Aim of the task:
Search the material for the string "title" and copy each line where it occurs.

[Part of a data file]
* Start *

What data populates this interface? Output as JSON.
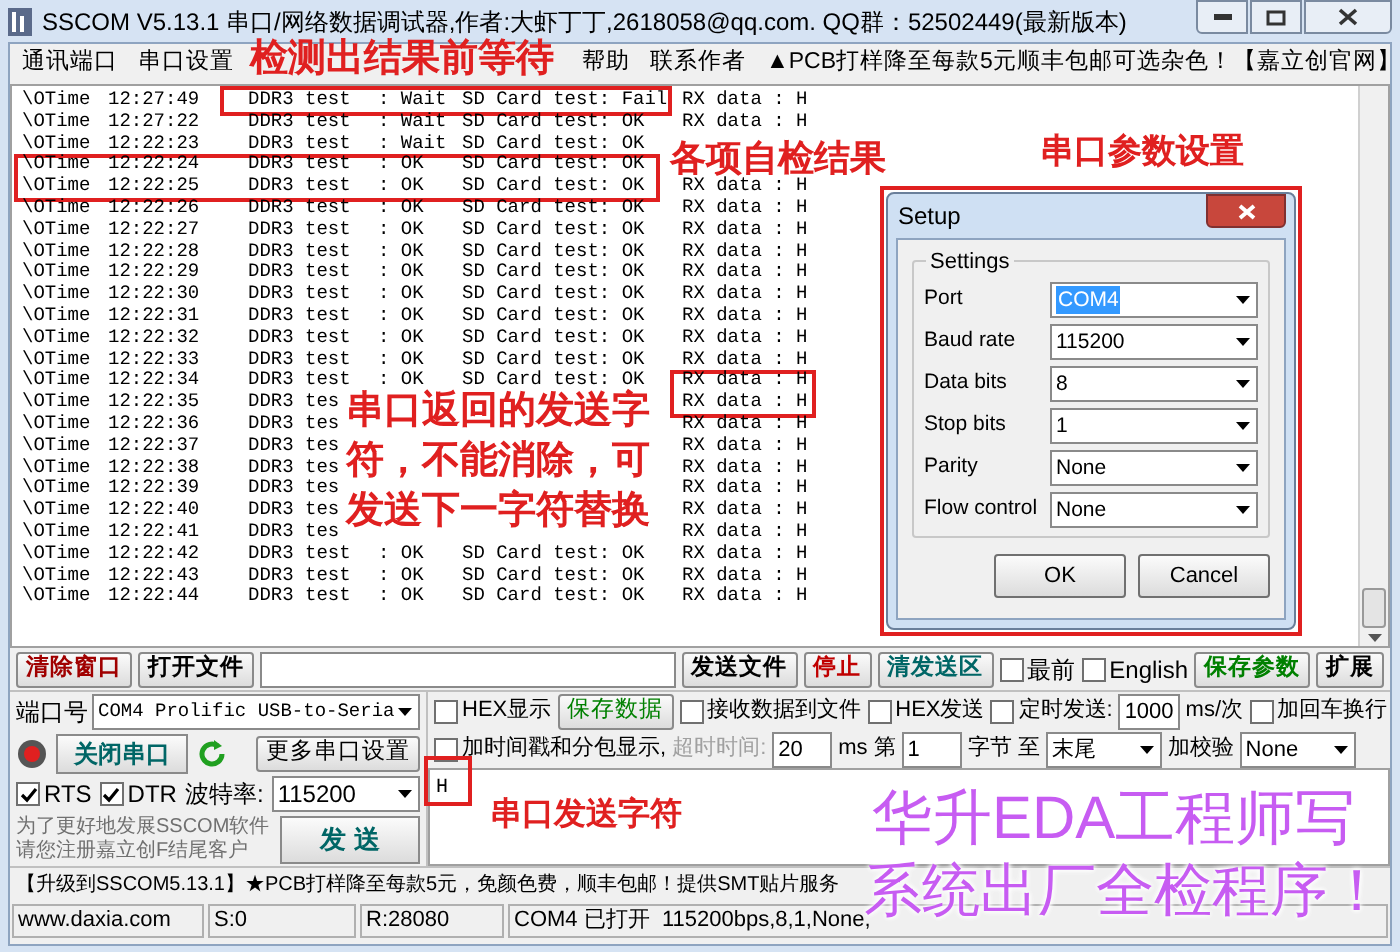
{
  "window": {
    "title": "SSCOM V5.13.1 串口/网络数据调试器,作者:大虾丁丁,2618058@qq.com. QQ群：52502449(最新版本)"
  },
  "menu": {
    "items": [
      "通讯端口",
      "串口设置",
      "帮助",
      "联系作者",
      "▲PCB打样降至每款5元顺丰包邮可选杂色！【嘉立创官网】"
    ]
  },
  "terminal": {
    "lines": [
      {
        "label": "\\OTime",
        "time": "12:27:49",
        "device": "DDR3 test",
        "status": ": Wait",
        "sd": "SD Card test: Fail",
        "rx": "RX data : H"
      },
      {
        "label": "\\OTime",
        "time": "12:27:22",
        "device": "DDR3 test",
        "status": ": Wait",
        "sd": "SD Card test: OK",
        "rx": "RX data : H"
      },
      {
        "label": "\\OTime",
        "time": "12:22:23",
        "device": "DDR3 test",
        "status": ": Wait",
        "sd": "SD Card test: OK"
      },
      {
        "label": "\\OTime",
        "time": "12:22:24",
        "device": "DDR3 test",
        "status": ": OK",
        "sd": "SD Card test: OK"
      },
      {
        "label": "\\OTime",
        "time": "12:22:25",
        "device": "DDR3 test",
        "status": ": OK",
        "sd": "SD Card test: OK",
        "rx": "RX data : H"
      },
      {
        "label": "\\OTime",
        "time": "12:22:26",
        "device": "DDR3 test",
        "status": ": OK",
        "sd": "SD Card test: OK",
        "rx": "RX data : H"
      },
      {
        "label": "\\OTime",
        "time": "12:22:27",
        "device": "DDR3 test",
        "status": ": OK",
        "sd": "SD Card test: OK",
        "rx": "RX data : H"
      },
      {
        "label": "\\OTime",
        "time": "12:22:28",
        "device": "DDR3 test",
        "status": ": OK",
        "sd": "SD Card test: OK",
        "rx": "RX data : H"
      },
      {
        "label": "\\OTime",
        "time": "12:22:29",
        "device": "DDR3 test",
        "status": ": OK",
        "sd": "SD Card test: OK",
        "rx": "RX data : H"
      },
      {
        "label": "\\OTime",
        "time": "12:22:30",
        "device": "DDR3 test",
        "status": ": OK",
        "sd": "SD Card test: OK",
        "rx": "RX data : H"
      },
      {
        "label": "\\OTime",
        "time": "12:22:31",
        "device": "DDR3 test",
        "status": ": OK",
        "sd": "SD Card test: OK",
        "rx": "RX data : H"
      },
      {
        "label": "\\OTime",
        "time": "12:22:32",
        "device": "DDR3 test",
        "status": ": OK",
        "sd": "SD Card test: OK",
        "rx": "RX data : H"
      },
      {
        "label": "\\OTime",
        "time": "12:22:33",
        "device": "DDR3 test",
        "status": ": OK",
        "sd": "SD Card test: OK",
        "rx": "RX data : H"
      },
      {
        "label": "\\OTime",
        "time": "12:22:34",
        "device": "DDR3 test",
        "status": ": OK",
        "sd": "SD Card test: OK",
        "rx": "RX data : H"
      },
      {
        "label": "\\OTime",
        "time": "12:22:35",
        "device": "DDR3 tes",
        "rx": "RX data : H"
      },
      {
        "label": "\\OTime",
        "time": "12:22:36",
        "device": "DDR3 tes",
        "rx": "RX data : H"
      },
      {
        "label": "\\OTime",
        "time": "12:22:37",
        "device": "DDR3 tes",
        "rx": "RX data : H"
      },
      {
        "label": "\\OTime",
        "time": "12:22:38",
        "device": "DDR3 tes",
        "rx": "RX data : H"
      },
      {
        "label": "\\OTime",
        "time": "12:22:39",
        "device": "DDR3 tes",
        "rx": "RX data : H"
      },
      {
        "label": "\\OTime",
        "time": "12:22:40",
        "device": "DDR3 tes",
        "rx": "RX data : H"
      },
      {
        "label": "\\OTime",
        "time": "12:22:41",
        "device": "DDR3 tes",
        "rx": "RX data : H"
      },
      {
        "label": "\\OTime",
        "time": "12:22:42",
        "device": "DDR3 test",
        "status": ": OK",
        "sd": "SD Card test: OK",
        "rx": "RX data : H"
      },
      {
        "label": "\\OTime",
        "time": "12:22:43",
        "device": "DDR3 test",
        "status": ": OK",
        "sd": "SD Card test: OK",
        "rx": "RX data : H"
      },
      {
        "label": "\\OTime",
        "time": "12:22:44",
        "device": "DDR3 test",
        "status": ": OK",
        "sd": "SD Card test: OK",
        "rx": "RX data : H"
      }
    ]
  },
  "setup_dialog": {
    "title": "Setup",
    "group": "Settings",
    "fields": [
      {
        "label": "Port",
        "value": "COM4",
        "selected": true
      },
      {
        "label": "Baud rate",
        "value": "115200",
        "selected": false
      },
      {
        "label": "Data bits",
        "value": "8",
        "selected": false
      },
      {
        "label": "Stop bits",
        "value": "1",
        "selected": false
      },
      {
        "label": "Parity",
        "value": "None",
        "selected": false
      },
      {
        "label": "Flow control",
        "value": "None",
        "selected": false
      }
    ],
    "buttons": [
      "OK",
      "Cancel"
    ]
  },
  "toolbar": {
    "items": [
      {
        "kind": "button",
        "label": "清除窗口",
        "color": "#a00000"
      },
      {
        "kind": "button",
        "label": "打开文件",
        "color": "#000000"
      },
      {
        "kind": "field"
      },
      {
        "kind": "button",
        "label": "发送文件",
        "color": "#000000"
      },
      {
        "kind": "button",
        "label": "停止",
        "color": "#c00000"
      },
      {
        "kind": "button",
        "label": "清发送区",
        "color": "#006666"
      },
      {
        "kind": "checkbox",
        "label": "最前",
        "checked": false
      },
      {
        "kind": "checkbox",
        "label": "English",
        "checked": false
      },
      {
        "kind": "button",
        "label": "保存参数",
        "color": "#008000"
      },
      {
        "kind": "button",
        "label": "扩展",
        "color": "#000000"
      }
    ]
  },
  "port_panel": {
    "port_label": "端口号",
    "port_value": "COM4 Prolific USB-to-Seria",
    "open_button": "关闭串口",
    "more_button": "更多串口设置",
    "rts": {
      "label": "RTS",
      "checked": true
    },
    "dtr": {
      "label": "DTR",
      "checked": true
    },
    "baud_label": "波特率:",
    "baud_value": "115200",
    "notice": "为了更好地发展SSCOM软件请您注册嘉立创F结尾客户",
    "send_button": "发 送"
  },
  "options": {
    "row_1": [
      {
        "kind": "checkbox",
        "label": "HEX显示",
        "checked": false
      },
      {
        "kind": "button",
        "label": "保存数据"
      },
      {
        "kind": "checkbox",
        "label": "接收数据到文件",
        "checked": false
      },
      {
        "kind": "checkbox",
        "label": "HEX发送",
        "checked": false
      },
      {
        "kind": "checkbox",
        "label": "定时发送:",
        "checked": false
      },
      {
        "kind": "field",
        "value": "1000"
      },
      {
        "kind": "text",
        "label": "ms/次",
        "disabled": false
      },
      {
        "kind": "checkbox",
        "label": "加回车换行",
        "checked": false
      }
    ],
    "row_2": [
      {
        "kind": "checkbox",
        "label": "加时间戳和分包显示,",
        "checked": false
      },
      {
        "kind": "text",
        "label": "超时时间:",
        "disabled": true
      },
      {
        "kind": "field",
        "value": "20"
      },
      {
        "kind": "text",
        "label": "ms",
        "disabled": false
      },
      {
        "kind": "text",
        "label": "第",
        "disabled": false
      },
      {
        "kind": "field",
        "value": "1"
      },
      {
        "kind": "text",
        "label": "字节",
        "disabled": false
      },
      {
        "kind": "text",
        "label": "至",
        "disabled": false
      },
      {
        "kind": "select",
        "value": "末尾"
      },
      {
        "kind": "text",
        "label": "加校验",
        "disabled": false
      },
      {
        "kind": "select",
        "value": "None"
      }
    ]
  },
  "send_box": {
    "value": "H"
  },
  "ticker": "【升级到SSCOM5.13.1】★PCB打样降至每款5元，免颜色费，顺丰包邮！提供SMT贴片服务",
  "status_bar": [
    "www.daxia.com",
    "S:0",
    "R:28080",
    "COM4 已打开  115200bps,8,1,None,"
  ],
  "annotations": {
    "notes": [
      "检测出结果前等待",
      "各项自检结果",
      "串口参数设置",
      "串口返回的发送字符，不能消除，可发送下一字符替换",
      "串口发送字符"
    ],
    "banner": [
      "华升EDA工程师写",
      "系统出厂全检程序！"
    ]
  }
}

* End *

Solution:
    "title": "SSCOM V5.13.1 串口/网络数据调试器,作者:大虾丁丁,2618058@qq.com. QQ群：52502449(最新版本)"
    "title": "Setup",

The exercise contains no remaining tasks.